What the task asks: Reproduce each line that includes the word "Rear".

[Recorded data]
-- BEGIN --

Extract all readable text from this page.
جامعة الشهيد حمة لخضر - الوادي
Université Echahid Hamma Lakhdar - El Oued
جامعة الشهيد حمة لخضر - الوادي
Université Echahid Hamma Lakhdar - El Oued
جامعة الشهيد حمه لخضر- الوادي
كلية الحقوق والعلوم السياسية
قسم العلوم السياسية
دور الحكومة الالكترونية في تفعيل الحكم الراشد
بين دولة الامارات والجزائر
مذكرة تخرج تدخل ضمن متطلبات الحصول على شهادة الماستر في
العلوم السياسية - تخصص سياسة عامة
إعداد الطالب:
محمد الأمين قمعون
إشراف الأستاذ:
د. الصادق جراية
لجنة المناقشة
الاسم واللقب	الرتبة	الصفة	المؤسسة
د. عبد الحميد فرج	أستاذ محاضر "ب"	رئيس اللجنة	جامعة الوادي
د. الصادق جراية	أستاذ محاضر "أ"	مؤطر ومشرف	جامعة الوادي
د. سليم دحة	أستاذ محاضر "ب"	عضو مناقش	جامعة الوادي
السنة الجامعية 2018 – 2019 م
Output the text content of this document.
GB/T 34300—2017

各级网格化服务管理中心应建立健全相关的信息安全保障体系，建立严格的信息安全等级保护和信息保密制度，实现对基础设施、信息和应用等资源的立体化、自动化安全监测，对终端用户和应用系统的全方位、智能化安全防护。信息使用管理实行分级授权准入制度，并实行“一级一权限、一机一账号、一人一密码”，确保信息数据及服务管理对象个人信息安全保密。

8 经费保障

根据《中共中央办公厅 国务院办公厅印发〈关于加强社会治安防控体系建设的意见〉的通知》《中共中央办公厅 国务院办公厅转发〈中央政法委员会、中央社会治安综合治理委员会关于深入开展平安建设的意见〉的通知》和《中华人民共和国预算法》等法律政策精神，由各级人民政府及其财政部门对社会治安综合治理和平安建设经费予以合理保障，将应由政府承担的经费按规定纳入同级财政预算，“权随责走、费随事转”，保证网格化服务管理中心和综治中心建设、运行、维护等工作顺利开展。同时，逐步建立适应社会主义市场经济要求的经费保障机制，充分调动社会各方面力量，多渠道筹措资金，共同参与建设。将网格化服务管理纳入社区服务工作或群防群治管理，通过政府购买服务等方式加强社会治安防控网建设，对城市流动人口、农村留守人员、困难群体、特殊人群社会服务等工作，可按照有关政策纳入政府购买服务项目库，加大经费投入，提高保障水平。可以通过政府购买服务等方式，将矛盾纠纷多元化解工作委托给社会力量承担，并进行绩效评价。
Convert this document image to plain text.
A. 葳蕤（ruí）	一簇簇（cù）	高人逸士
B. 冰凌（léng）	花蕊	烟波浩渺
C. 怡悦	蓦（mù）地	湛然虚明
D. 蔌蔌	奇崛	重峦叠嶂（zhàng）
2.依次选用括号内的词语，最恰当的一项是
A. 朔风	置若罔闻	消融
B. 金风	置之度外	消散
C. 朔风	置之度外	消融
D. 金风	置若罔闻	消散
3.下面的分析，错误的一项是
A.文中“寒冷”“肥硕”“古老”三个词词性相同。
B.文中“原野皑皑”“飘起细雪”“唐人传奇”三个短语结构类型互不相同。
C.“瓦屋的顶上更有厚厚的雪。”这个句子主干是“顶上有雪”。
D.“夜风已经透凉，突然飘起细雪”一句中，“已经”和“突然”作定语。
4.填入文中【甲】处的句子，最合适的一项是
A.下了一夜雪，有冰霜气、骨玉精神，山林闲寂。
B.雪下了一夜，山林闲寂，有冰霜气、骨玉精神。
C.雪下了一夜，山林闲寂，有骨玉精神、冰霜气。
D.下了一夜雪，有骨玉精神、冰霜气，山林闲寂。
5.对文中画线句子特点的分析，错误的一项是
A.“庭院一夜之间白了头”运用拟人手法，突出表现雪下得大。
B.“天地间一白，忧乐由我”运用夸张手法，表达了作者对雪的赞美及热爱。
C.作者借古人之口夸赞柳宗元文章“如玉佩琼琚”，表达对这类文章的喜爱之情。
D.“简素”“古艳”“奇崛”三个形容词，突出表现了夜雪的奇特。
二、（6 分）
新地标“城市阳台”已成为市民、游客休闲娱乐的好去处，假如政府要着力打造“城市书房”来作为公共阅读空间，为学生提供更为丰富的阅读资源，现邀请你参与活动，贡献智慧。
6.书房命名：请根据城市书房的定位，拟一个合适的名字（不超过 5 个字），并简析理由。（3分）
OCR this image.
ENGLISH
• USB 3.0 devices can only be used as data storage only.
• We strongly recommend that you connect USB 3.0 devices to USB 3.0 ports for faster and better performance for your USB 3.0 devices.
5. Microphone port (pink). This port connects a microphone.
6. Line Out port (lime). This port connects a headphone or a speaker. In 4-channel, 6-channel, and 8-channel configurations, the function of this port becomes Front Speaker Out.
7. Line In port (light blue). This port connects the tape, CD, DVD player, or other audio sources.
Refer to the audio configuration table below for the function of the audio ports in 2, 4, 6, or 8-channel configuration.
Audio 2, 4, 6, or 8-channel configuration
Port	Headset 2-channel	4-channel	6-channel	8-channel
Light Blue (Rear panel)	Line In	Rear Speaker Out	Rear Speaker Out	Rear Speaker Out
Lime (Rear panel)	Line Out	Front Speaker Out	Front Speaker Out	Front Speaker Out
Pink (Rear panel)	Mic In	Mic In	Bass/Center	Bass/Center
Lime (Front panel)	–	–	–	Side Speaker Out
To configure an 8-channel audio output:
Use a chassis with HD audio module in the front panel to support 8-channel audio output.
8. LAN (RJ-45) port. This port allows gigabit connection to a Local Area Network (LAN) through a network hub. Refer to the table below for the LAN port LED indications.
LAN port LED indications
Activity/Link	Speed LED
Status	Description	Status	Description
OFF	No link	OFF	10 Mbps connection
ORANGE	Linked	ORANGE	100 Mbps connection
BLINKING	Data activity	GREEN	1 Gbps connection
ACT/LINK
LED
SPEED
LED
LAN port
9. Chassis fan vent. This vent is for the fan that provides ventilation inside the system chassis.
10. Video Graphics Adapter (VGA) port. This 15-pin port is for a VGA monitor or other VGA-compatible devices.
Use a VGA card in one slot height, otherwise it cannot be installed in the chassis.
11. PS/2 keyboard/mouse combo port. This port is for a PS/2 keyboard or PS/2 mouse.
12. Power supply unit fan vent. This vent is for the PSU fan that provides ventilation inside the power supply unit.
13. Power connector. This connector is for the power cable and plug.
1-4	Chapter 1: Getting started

-- END --

Solution for this problem:
Light Blue (Rear panel)	Line In	Rear Speaker Out	Rear Speaker Out	Rear Speaker Out
Lime (Rear panel)	Line Out	Front Speaker Out	Front Speaker Out	Front Speaker Out
Pink (Rear panel)	Mic In	Mic In	Bass/Center	Bass/Center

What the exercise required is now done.